Exercise objective -
Look through the material and copy each line holding "mean".

Listing -
** START **

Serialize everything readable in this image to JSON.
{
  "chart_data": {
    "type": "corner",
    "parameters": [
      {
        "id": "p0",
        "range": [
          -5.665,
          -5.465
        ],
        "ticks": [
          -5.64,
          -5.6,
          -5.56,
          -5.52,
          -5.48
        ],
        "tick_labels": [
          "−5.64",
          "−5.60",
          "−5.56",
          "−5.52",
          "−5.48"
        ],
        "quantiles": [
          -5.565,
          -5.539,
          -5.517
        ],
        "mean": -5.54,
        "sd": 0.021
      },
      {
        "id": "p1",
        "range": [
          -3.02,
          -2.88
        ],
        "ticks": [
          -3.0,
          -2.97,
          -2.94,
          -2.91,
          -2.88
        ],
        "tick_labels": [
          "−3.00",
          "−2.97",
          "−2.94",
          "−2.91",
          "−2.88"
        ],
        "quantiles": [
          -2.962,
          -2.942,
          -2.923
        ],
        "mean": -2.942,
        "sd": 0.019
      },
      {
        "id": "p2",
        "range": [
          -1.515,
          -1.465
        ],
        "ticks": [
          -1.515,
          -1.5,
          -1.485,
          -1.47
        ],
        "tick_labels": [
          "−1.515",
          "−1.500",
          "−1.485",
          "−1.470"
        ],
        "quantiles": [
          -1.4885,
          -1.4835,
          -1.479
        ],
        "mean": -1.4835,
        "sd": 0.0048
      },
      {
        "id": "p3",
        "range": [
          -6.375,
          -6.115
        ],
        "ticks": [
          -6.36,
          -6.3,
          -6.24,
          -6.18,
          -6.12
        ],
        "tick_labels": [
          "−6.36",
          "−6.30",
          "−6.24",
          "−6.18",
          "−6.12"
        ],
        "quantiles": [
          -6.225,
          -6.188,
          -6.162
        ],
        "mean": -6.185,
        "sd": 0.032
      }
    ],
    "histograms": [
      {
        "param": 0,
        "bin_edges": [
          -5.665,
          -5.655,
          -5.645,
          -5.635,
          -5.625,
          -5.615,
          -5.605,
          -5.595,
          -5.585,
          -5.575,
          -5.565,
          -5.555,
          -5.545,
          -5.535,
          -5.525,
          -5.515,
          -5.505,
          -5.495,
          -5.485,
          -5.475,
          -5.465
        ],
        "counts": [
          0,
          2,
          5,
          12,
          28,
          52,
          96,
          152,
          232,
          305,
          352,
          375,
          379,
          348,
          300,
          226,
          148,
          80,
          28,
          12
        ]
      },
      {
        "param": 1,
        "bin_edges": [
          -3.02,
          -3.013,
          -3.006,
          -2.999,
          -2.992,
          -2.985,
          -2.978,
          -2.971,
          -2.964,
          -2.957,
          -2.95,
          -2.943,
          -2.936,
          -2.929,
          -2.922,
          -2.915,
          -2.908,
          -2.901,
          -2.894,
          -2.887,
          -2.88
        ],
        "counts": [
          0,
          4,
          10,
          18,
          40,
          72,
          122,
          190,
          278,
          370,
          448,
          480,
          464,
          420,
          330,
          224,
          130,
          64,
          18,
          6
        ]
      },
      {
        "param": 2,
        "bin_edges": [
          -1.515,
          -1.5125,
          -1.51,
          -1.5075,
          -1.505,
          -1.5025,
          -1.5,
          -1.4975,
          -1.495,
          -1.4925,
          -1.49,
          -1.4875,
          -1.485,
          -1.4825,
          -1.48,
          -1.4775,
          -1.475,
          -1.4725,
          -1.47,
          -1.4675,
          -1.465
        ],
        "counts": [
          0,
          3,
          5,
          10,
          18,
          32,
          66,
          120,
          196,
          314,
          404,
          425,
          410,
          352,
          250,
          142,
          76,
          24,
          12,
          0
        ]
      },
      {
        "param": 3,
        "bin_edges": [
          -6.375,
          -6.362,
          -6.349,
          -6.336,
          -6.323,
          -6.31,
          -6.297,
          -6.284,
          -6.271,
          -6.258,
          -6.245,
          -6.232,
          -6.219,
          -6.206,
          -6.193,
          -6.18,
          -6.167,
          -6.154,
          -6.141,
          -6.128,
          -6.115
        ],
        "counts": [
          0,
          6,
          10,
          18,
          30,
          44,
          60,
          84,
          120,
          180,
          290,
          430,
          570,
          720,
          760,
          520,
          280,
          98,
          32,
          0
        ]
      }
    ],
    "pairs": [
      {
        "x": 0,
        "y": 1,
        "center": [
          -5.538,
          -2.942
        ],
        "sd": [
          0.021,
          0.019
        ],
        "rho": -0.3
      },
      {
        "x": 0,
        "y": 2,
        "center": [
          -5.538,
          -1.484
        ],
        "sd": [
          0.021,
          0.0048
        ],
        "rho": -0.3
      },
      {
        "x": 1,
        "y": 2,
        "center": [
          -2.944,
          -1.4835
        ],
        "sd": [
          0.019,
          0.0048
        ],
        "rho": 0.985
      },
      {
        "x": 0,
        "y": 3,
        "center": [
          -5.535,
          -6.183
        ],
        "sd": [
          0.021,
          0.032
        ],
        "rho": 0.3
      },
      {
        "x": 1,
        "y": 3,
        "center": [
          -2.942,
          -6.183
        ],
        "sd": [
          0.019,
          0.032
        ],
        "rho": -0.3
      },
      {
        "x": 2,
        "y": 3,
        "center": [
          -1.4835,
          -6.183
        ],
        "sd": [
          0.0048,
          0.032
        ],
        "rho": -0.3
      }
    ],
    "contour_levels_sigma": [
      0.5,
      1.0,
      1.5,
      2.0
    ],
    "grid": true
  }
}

** END **

Solved problem -
        "mean": -5.54,
        "mean": -2.942,
        "mean": -1.4835,
        "mean": -6.185,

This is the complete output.